#### PASSAGE TO READ ####

At the same time, we have a saying in REMA 1000 – and it’s one of the most important values we have – “The customer is our CEO.” That means that, on all decision points, we consider what the customer wants. Part of this is that we recognize that the future customer will have grown up with a smartphone from the age of ten, so that means that we must be available in the channels where the customers are. We can’t ignore this. Furthermore, we’re seeing a move away from traditional market segments to a more personalized approach – we have to give every single customer what they want to buy, not what we want to sell.

Also, automation in the value chain will be crucial to having the lowest costs. When sales vary by more than 50% on different products according to the weather, we need to incorporate this information into how we plan and execute our supply chain operations. Looking further ahead, when it comes to the store, I think it’s self-service shopping with a mobile device — being able to go to the store and get your groceries, and leave the store without having to deal with anyone — will be key. And behind all of this, I think both artificial intelligence and big data will play a major part in the upcoming years. How do we catch data necessary to do large-scale, one-to-one marketing? How do you have 2 million different marketing campaigns at once?

So very personalized marketing?

Definitely, everything will be personalized in the future. We’re moving there very fast. For instance, myself, I eat quite healthy on weekdays. Say, I have chicken and broccoli on a Wednesday, that’s quite predictable. But, then I want to have a bag of Doritos on a Friday, or a Ben & Jerry’s ice cream on a Saturday. Being able to offer deals to our customers on a one-to-one basis, based on the transaction data we get from them, will be key to keeping our customers with us instead of one of our competitors.

One-third of our customers are loyal ambassadors, and one third are cheating on us, and the final third are just visiting every now and then. A big part of our focus will be on moving this last group over to be regular customers.

Why did you agree to speak at Xcelerate?

#### MATERIAL SHOWN ####

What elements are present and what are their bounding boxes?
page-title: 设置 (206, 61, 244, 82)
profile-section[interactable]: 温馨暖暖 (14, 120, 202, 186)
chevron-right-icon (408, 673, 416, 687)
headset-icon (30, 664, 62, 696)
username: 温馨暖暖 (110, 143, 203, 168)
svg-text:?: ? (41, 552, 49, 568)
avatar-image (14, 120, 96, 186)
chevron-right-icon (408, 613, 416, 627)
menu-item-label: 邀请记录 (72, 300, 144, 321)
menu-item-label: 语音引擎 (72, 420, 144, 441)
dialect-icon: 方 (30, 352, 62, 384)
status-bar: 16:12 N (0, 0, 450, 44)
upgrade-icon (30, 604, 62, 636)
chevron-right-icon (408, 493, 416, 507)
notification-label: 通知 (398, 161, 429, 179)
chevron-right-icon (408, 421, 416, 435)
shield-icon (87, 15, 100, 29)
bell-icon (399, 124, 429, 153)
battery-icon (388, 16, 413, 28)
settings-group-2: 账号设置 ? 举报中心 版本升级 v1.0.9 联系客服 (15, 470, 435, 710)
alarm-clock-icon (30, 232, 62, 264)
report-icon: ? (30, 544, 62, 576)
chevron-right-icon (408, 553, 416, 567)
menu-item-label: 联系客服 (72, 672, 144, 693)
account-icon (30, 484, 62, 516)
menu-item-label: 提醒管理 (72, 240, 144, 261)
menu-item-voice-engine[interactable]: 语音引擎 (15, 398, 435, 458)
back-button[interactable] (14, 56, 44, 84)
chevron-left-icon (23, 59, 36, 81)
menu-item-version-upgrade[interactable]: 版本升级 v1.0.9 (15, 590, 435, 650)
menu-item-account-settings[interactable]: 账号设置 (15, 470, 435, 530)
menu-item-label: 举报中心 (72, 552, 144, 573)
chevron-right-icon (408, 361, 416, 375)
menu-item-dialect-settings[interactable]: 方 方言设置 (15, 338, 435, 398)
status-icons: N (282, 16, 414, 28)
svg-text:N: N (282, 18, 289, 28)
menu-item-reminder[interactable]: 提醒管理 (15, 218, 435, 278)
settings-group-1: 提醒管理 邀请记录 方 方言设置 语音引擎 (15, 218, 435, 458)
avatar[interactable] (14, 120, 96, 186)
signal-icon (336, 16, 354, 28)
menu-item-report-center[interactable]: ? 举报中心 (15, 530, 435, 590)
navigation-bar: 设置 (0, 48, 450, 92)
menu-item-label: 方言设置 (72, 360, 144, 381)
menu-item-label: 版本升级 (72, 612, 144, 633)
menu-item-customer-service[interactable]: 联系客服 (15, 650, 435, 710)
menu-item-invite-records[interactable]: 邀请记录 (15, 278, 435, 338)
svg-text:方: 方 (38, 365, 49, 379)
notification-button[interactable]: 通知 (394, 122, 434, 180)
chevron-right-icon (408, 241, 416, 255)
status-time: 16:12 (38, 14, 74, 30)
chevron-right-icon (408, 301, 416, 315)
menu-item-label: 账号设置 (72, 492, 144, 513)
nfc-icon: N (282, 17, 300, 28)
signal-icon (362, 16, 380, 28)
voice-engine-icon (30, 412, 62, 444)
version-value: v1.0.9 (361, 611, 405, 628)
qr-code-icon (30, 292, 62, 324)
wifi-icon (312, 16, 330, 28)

####

PROMPT 1:
List every food the speaker names when describing his own eating habits in the REMA 1000 interview.
PROMPT 2:
According to the REMA 1000 interview, what saying does the company hold as one of its most important values?
PROMPT 3:
Extend the REMA 1000 interview past its final line.
The items have no connection to the interview about REMA 1000.

EXERCISE OUTPUT 1:
chicken, broccoli, Doritos, Ben & Jerry's ice cream

EXERCISE OUTPUT 2:
"The customer is our CEO."

EXERCISE OUTPUT 3:
We’re working very closely with Symphony GOLD, the Retail Solutions Division of Symphony RetailAI, on many of our projects, and we’re working very well together, so it was a “no-brainer” to participate and share. I think it’s helpful to share our experiences, which have been very good, with Symphony RetailAI’s customers and prospects. Also, it’s a good platform to meet and talk with other retailers and professionals from other countries and share experiences, best practices etc.

For those who didn’t make it to Xcelerate, what are a few key themes of your presentation?

The presentation covered how REMA 1000 is working hard to move up the ladder and grow market share. Going from the smallest to becoming the second largest, to becoming the largest, which is our long-term ambition. For us to do that, our full effort needs to be focused on two things: increasing our revenues and reducing costs. Both of those are interrelated, but how we use technology is crucial in our achieving that because of the disadvantages of being a smaller player.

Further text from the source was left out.